--- What to produce ---
Pick out each line below that contains the word "language" and copy it. Letter case counts.

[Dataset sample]
>>>>>
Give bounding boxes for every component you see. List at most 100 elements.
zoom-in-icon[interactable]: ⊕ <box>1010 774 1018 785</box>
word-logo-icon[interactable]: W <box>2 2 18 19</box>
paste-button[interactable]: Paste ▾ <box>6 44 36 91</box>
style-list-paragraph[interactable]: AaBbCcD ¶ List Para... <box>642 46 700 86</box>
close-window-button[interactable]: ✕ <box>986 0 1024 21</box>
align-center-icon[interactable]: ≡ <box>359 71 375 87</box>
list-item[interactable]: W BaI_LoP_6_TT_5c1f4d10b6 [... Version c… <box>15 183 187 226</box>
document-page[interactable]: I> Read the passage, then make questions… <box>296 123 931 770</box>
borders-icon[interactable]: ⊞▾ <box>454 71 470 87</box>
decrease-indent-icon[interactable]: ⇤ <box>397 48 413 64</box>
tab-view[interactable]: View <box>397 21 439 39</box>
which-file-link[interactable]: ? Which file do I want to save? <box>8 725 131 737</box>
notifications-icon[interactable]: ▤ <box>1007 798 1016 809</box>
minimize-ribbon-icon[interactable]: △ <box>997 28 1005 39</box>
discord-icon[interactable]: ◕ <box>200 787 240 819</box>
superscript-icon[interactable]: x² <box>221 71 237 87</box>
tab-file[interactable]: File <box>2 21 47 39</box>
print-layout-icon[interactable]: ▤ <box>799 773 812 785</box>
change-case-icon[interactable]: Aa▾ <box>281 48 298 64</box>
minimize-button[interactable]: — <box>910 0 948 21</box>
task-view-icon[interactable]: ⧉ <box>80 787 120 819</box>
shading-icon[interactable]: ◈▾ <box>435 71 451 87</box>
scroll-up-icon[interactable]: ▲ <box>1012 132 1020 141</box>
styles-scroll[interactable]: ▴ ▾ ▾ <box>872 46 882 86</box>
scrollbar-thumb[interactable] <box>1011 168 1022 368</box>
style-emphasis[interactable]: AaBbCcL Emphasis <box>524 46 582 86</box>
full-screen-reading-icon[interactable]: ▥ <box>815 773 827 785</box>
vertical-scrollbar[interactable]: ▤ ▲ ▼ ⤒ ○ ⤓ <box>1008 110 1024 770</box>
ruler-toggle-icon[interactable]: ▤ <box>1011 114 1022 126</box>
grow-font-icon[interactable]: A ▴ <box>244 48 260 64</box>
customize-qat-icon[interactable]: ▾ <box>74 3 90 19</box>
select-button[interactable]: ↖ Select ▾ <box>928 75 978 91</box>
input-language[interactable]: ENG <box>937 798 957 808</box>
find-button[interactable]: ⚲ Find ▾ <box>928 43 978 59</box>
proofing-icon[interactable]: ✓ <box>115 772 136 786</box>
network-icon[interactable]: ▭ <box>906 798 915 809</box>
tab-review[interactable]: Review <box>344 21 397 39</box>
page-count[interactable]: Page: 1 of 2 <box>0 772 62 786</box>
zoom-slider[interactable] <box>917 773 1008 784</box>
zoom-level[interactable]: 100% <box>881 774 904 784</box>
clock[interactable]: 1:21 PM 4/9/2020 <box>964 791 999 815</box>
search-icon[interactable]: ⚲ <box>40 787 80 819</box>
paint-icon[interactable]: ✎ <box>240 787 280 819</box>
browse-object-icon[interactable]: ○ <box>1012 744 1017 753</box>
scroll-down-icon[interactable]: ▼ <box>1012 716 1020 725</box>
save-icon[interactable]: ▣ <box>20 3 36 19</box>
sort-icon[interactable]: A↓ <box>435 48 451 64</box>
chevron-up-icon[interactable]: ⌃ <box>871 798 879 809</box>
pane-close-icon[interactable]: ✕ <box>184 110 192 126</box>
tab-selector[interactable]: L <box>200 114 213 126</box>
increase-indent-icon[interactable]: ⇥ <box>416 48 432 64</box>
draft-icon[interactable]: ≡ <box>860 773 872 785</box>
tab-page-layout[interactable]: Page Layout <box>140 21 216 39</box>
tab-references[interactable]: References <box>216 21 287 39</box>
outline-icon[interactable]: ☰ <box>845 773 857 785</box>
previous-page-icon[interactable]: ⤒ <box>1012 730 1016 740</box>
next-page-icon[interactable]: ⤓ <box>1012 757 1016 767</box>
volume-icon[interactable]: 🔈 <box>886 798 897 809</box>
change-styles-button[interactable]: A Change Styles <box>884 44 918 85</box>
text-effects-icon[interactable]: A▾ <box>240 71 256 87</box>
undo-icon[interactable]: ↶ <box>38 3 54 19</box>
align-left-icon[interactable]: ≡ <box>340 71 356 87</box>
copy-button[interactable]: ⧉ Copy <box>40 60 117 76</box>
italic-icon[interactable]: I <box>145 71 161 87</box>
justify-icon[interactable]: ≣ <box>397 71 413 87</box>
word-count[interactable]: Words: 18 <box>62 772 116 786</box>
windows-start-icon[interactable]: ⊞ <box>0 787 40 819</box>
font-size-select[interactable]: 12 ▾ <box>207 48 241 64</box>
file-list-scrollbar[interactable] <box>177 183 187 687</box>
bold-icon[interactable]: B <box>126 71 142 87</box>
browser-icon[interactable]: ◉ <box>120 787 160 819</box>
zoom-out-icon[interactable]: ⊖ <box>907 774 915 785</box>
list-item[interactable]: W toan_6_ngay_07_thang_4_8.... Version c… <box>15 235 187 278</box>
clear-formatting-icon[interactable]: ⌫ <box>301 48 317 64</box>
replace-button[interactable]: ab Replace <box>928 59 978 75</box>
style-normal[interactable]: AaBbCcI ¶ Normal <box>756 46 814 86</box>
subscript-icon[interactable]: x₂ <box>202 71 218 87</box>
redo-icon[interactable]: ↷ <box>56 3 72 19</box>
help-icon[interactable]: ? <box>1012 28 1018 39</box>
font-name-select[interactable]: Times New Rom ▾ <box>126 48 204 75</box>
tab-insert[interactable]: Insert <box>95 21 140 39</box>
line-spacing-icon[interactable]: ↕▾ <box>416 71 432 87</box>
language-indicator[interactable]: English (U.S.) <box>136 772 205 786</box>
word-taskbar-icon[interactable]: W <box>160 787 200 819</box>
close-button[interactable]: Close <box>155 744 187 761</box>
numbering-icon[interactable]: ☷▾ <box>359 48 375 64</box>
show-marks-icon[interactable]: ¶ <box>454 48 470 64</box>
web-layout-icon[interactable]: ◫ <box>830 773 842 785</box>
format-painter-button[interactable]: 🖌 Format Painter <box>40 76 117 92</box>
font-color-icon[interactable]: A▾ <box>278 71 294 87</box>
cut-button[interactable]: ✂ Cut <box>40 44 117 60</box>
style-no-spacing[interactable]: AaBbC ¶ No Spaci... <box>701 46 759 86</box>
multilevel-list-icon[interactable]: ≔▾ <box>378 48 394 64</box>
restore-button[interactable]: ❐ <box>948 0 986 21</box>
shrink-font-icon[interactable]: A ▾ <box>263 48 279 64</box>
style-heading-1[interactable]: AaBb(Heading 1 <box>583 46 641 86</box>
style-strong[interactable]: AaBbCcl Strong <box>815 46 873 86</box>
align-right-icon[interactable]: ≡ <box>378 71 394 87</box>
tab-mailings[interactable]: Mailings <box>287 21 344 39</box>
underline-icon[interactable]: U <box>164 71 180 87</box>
<<<<<
--- Exercise output ---
input-language[interactable]: ENG <box>937 798 957 808</box>
language-indicator[interactable]: English (U.S.) <box>136 772 205 786</box>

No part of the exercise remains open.